Records from a collection

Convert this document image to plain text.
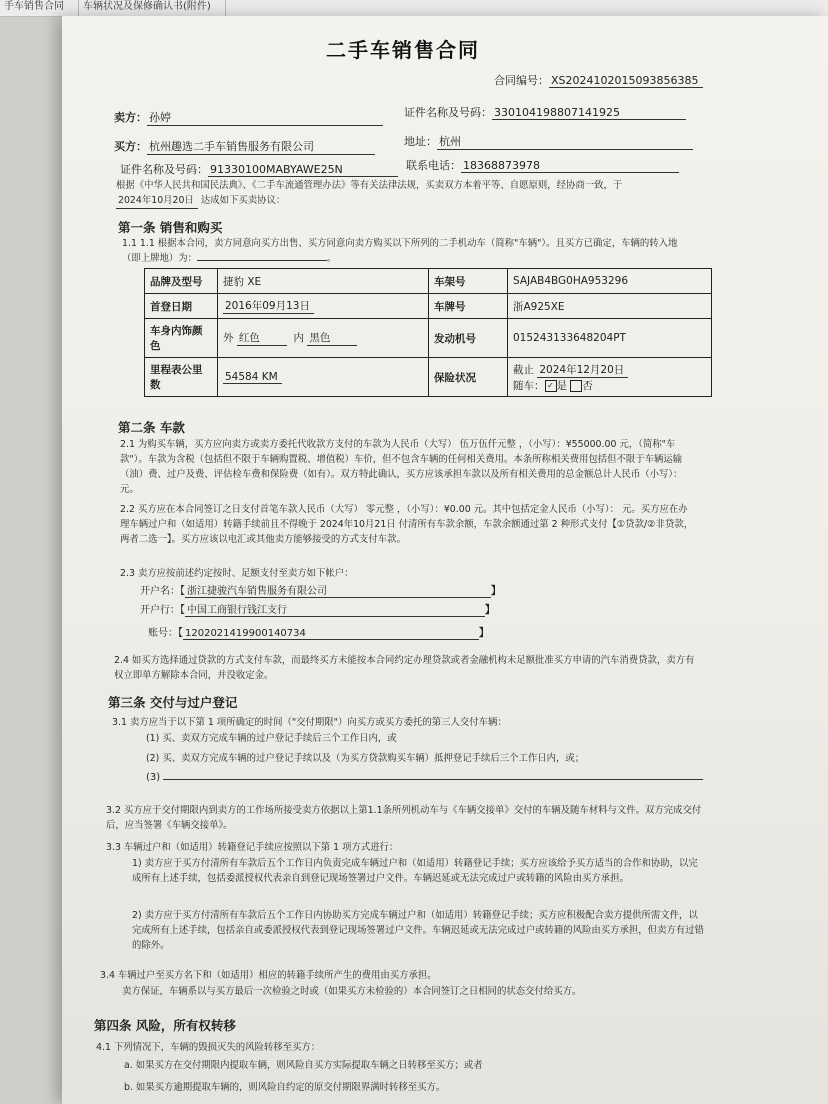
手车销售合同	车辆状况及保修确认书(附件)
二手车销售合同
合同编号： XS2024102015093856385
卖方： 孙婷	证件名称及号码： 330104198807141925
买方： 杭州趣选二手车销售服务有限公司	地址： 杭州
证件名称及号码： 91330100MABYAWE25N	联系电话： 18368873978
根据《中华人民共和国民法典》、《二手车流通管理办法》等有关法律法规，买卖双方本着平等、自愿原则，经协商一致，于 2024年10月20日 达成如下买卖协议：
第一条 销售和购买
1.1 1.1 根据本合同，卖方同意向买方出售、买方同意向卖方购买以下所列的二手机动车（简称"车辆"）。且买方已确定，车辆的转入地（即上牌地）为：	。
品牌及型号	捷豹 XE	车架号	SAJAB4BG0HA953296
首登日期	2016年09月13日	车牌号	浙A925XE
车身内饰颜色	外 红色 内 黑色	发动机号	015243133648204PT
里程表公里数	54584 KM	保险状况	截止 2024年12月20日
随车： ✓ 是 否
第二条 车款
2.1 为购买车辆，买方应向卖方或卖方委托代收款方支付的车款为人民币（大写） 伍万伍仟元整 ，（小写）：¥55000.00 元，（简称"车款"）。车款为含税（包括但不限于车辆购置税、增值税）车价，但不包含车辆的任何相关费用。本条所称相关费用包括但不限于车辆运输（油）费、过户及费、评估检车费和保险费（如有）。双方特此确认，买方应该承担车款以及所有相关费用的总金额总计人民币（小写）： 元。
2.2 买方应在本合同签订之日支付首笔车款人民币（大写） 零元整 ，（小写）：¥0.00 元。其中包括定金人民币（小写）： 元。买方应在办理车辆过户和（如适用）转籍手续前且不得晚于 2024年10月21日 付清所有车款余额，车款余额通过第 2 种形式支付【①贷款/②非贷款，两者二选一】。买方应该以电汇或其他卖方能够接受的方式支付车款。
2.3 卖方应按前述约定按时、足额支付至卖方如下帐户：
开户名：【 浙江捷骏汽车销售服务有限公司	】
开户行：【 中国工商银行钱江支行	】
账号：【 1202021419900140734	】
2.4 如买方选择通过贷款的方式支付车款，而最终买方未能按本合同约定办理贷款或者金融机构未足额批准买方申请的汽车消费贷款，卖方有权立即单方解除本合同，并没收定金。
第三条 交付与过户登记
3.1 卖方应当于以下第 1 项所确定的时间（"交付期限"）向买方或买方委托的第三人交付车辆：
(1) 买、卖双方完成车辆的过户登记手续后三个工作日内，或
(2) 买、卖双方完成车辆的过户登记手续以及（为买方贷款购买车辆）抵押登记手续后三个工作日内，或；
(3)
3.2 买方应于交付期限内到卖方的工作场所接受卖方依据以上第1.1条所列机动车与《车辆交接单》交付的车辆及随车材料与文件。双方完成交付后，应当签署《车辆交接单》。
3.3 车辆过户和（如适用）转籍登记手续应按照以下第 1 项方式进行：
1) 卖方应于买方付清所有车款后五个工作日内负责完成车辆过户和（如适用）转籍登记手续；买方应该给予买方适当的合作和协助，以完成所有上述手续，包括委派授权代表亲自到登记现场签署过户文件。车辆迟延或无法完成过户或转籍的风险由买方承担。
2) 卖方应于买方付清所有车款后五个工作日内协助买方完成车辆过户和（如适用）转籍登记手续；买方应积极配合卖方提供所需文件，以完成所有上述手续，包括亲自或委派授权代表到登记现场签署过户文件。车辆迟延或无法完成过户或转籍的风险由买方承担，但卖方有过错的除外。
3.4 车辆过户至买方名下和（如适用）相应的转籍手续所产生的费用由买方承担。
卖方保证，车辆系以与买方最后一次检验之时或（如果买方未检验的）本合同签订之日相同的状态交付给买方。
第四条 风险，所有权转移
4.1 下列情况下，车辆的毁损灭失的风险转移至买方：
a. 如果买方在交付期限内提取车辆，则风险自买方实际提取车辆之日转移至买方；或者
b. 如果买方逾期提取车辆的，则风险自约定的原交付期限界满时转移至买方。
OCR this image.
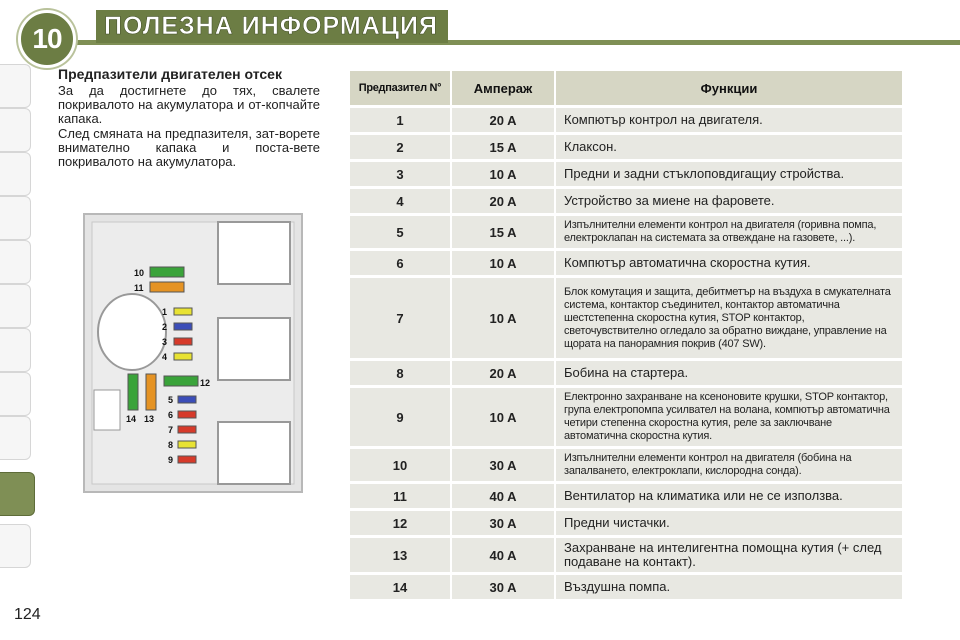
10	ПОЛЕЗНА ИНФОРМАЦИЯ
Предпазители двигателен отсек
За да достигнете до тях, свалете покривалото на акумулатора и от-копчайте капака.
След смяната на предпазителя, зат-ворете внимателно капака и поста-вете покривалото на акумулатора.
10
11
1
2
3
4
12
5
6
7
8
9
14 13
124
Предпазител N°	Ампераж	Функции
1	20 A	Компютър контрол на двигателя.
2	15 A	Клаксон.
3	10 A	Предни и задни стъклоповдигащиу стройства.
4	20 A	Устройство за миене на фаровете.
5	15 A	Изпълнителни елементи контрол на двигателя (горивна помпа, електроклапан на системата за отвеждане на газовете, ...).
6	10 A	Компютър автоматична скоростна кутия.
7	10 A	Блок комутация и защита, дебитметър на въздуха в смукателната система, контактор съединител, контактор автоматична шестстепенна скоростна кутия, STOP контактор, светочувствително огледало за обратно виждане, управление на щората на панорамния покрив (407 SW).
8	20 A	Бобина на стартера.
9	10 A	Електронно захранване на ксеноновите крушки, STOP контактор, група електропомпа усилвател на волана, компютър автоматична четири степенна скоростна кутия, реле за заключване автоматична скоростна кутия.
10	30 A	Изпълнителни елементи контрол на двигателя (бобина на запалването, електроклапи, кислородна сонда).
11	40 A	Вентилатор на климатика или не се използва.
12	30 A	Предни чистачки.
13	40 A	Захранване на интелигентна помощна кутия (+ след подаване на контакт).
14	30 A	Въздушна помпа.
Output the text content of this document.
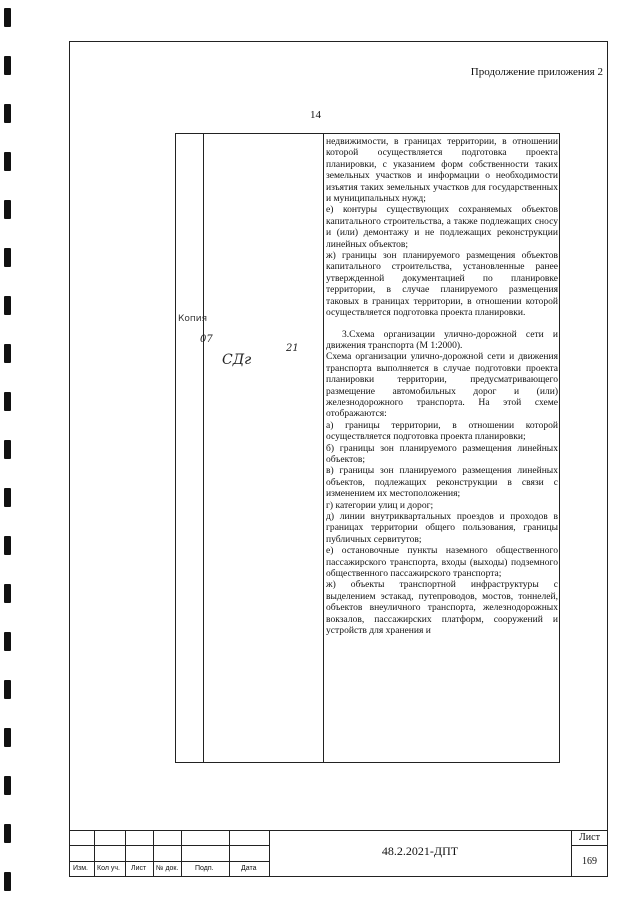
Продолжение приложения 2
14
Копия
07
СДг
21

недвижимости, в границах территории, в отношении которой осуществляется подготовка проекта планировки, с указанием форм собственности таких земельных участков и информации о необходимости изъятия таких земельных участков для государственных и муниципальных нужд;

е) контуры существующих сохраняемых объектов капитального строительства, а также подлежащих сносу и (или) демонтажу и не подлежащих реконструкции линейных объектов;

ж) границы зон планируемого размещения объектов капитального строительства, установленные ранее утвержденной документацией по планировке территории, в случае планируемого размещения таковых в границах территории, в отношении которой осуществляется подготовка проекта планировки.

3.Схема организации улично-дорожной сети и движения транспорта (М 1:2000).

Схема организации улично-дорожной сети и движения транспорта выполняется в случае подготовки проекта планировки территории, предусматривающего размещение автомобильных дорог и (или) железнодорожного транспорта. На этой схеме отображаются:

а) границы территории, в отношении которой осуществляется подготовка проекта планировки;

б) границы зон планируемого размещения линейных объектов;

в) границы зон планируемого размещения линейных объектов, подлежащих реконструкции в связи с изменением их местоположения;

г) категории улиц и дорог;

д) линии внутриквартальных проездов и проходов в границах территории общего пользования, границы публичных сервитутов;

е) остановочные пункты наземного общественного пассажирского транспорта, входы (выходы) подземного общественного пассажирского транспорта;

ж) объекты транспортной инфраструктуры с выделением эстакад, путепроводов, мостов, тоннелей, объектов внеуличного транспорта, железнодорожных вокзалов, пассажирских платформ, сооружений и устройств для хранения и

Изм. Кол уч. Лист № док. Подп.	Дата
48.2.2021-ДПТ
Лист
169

- [Exercise task]: Except for the pictures, copy every line of the records above exactly.

- [Result below]:
Convert this document image to plain text.
手车销售合同	车辆状况及保修确认书(附件)
二手车销售合同
合同编号： XS2024102015093856385
卖方： 孙婷	证件名称及号码： 330104198807141925
买方： 杭州趣选二手车销售服务有限公司	地址： 杭州
证件名称及号码： 91330100MABYAWE25N	联系电话： 18368873978
根据《中华人民共和国民法典》、《二手车流通管理办法》等有关法律法规，买卖双方本着平等、自愿原则，经协商一致，于 2024年10月20日 达成如下买卖协议：
第一条 销售和购买
1.1 1.1 根据本合同，卖方同意向买方出售、买方同意向卖方购买以下所列的二手机动车（简称"车辆"）。且买方已确定，车辆的转入地（即上牌地）为：	。
品牌及型号	捷豹 XE	车架号	SAJAB4BG0HA953296
首登日期	2016年09月13日	车牌号	浙A925XE
车身内饰颜色	外 红色 内 黑色	发动机号	015243133648204PT
里程表公里数	54584 KM	保险状况	截止 2024年12月20日
随车： ✓ 是 否
第二条 车款
2.1 为购买车辆，买方应向卖方或卖方委托代收款方支付的车款为人民币（大写） 伍万伍仟元整 ，（小写）：¥55000.00 元，（简称"车款"）。车款为含税（包括但不限于车辆购置税、增值税）车价，但不包含车辆的任何相关费用。本条所称相关费用包括但不限于车辆运输（油）费、过户及费、评估检车费和保险费（如有）。双方特此确认，买方应该承担车款以及所有相关费用的总金额总计人民币（小写）： 元。
2.2 买方应在本合同签订之日支付首笔车款人民币（大写） 零元整 ，（小写）：¥0.00 元。其中包括定金人民币（小写）： 元。买方应在办理车辆过户和（如适用）转籍手续前且不得晚于 2024年10月21日 付清所有车款余额，车款余额通过第 2 种形式支付【①贷款/②非贷款，两者二选一】。买方应该以电汇或其他卖方能够接受的方式支付车款。
2.3 卖方应按前述约定按时、足额支付至卖方如下帐户：
开户名：【 浙江捷骏汽车销售服务有限公司	】
开户行：【 中国工商银行钱江支行	】
账号：【 1202021419900140734	】
2.4 如买方选择通过贷款的方式支付车款，而最终买方未能按本合同约定办理贷款或者金融机构未足额批准买方申请的汽车消费贷款，卖方有权立即单方解除本合同，并没收定金。
第三条 交付与过户登记
3.1 卖方应当于以下第 1 项所确定的时间（"交付期限"）向买方或买方委托的第三人交付车辆：
(1) 买、卖双方完成车辆的过户登记手续后三个工作日内，或
(2) 买、卖双方完成车辆的过户登记手续以及（为买方贷款购买车辆）抵押登记手续后三个工作日内，或；
(3)
3.2 买方应于交付期限内到卖方的工作场所接受卖方依据以上第1.1条所列机动车与《车辆交接单》交付的车辆及随车材料与文件。双方完成交付后，应当签署《车辆交接单》。
3.3 车辆过户和（如适用）转籍登记手续应按照以下第 1 项方式进行：
1) 卖方应于买方付清所有车款后五个工作日内负责完成车辆过户和（如适用）转籍登记手续；买方应该给予买方适当的合作和协助，以完成所有上述手续，包括委派授权代表亲自到登记现场签署过户文件。车辆迟延或无法完成过户或转籍的风险由买方承担。
2) 卖方应于买方付清所有车款后五个工作日内协助买方完成车辆过户和（如适用）转籍登记手续；买方应积极配合卖方提供所需文件，以完成所有上述手续，包括亲自或委派授权代表到登记现场签署过户文件。车辆迟延或无法完成过户或转籍的风险由买方承担，但卖方有过错的除外。
3.4 车辆过户至买方名下和（如适用）相应的转籍手续所产生的费用由买方承担。
卖方保证，车辆系以与买方最后一次检验之时或（如果买方未检验的）本合同签订之日相同的状态交付给买方。
第四条 风险，所有权转移
4.1 下列情况下，车辆的毁损灭失的风险转移至买方：
a. 如果买方在交付期限内提取车辆，则风险自买方实际提取车辆之日转移至买方；或者
b. 如果买方逾期提取车辆的，则风险自约定的原交付期限界满时转移至买方。
OCR this image.
10	ПОЛЕЗНА ИНФОРМАЦИЯ
Предпазители двигателен отсек
За да достигнете до тях, свалете покривалото на акумулатора и от-копчайте капака.
След смяната на предпазителя, зат-ворете внимателно капака и поста-вете покривалото на акумулатора.
10
11
1
2
3
4
12
5
6
7
8
9
14 13
124
Предпазител N°	Ампераж	Функции
1	20 A	Компютър контрол на двигателя.
2	15 A	Клаксон.
3	10 A	Предни и задни стъклоповдигащиу стройства.
4	20 A	Устройство за миене на фаровете.
5	15 A	Изпълнителни елементи контрол на двигателя (горивна помпа, електроклапан на системата за отвеждане на газовете, ...).
6	10 A	Компютър автоматична скоростна кутия.
7	10 A	Блок комутация и защита, дебитметър на въздуха в смукателната система, контактор съединител, контактор автоматична шестстепенна скоростна кутия, STOP контактор, светочувствително огледало за обратно виждане, управление на щората на панорамния покрив (407 SW).
8	20 A	Бобина на стартера.
9	10 A	Електронно захранване на ксеноновите крушки, STOP контактор, група електропомпа усилвател на волана, компютър автоматична четири степенна скоростна кутия, реле за заключване автоматична скоростна кутия.
10	30 A	Изпълнителни елементи контрол на двигателя (бобина на запалването, електроклапи, кислородна сонда).
11	40 A	Вентилатор на климатика или не се използва.
12	30 A	Предни чистачки.
13	40 A	Захранване на интелигентна помощна кутия (+ след подаване на контакт).
14	30 A	Въздушна помпа.
Output the text content of this document.
Продолжение приложения 2
14
Копия
07
СДг
21

недвижимости, в границах территории, в отношении которой осуществляется подготовка проекта планировки, с указанием форм собственности таких земельных участков и информации о необходимости изъятия таких земельных участков для государственных и муниципальных нужд;

е) контуры существующих сохраняемых объектов капитального строительства, а также подлежащих сносу и (или) демонтажу и не подлежащих реконструкции линейных объектов;

ж) границы зон планируемого размещения объектов капитального строительства, установленные ранее утвержденной документацией по планировке территории, в случае планируемого размещения таковых в границах территории, в отношении которой осуществляется подготовка проекта планировки.

3.Схема организации улично-дорожной сети и движения транспорта (М 1:2000).

Схема организации улично-дорожной сети и движения транспорта выполняется в случае подготовки проекта планировки территории, предусматривающего размещение автомобильных дорог и (или) железнодорожного транспорта. На этой схеме отображаются:

а) границы территории, в отношении которой осуществляется подготовка проекта планировки;

б) границы зон планируемого размещения линейных объектов;

в) границы зон планируемого размещения линейных объектов, подлежащих реконструкции в связи с изменением их местоположения;

г) категории улиц и дорог;

д) линии внутриквартальных проездов и проходов в границах территории общего пользования, границы публичных сервитутов;

е) остановочные пункты наземного общественного пассажирского транспорта, входы (выходы) подземного общественного пассажирского транспорта;

ж) объекты транспортной инфраструктуры с выделением эстакад, путепроводов, мостов, тоннелей, объектов внеуличного транспорта, железнодорожных вокзалов, пассажирских платформ, сооружений и устройств для хранения и

Изм. Кол уч. Лист № док. Подп.	Дата
48.2.2021-ДПТ
Лист
169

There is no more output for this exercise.